▶ _Stated task_
For each line below that contains the string "Hamburger", copy that line.

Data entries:
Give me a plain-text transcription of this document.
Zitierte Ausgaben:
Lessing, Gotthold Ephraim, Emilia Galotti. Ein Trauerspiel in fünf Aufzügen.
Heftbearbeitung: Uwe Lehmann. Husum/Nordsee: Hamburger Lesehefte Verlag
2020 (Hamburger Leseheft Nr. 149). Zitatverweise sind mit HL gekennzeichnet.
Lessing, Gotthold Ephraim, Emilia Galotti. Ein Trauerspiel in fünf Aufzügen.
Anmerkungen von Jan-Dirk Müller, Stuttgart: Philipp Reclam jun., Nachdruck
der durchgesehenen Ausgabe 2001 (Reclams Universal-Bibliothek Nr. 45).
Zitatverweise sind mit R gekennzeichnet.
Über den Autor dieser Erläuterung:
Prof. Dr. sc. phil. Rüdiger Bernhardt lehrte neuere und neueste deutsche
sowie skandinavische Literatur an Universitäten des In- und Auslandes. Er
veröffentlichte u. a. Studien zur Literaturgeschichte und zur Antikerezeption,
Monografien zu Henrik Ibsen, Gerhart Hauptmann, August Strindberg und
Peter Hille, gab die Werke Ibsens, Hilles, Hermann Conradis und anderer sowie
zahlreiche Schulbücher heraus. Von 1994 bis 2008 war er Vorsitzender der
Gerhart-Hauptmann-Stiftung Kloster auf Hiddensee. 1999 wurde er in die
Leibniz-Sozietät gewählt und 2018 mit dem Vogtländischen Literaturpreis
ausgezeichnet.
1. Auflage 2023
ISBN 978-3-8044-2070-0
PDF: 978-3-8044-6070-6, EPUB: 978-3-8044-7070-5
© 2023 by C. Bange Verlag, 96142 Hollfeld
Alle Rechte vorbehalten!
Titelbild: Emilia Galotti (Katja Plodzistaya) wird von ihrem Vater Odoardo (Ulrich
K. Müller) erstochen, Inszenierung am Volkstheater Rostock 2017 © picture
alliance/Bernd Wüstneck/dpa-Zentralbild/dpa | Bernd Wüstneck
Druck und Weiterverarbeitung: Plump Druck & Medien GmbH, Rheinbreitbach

▶ _Output below_
Heftbearbeitung: Uwe Lehmann. Husum/Nordsee: Hamburger Lesehefte Verlag
2020 (Hamburger Leseheft Nr. 149). Zitatverweise sind mit HL gekennzeichnet.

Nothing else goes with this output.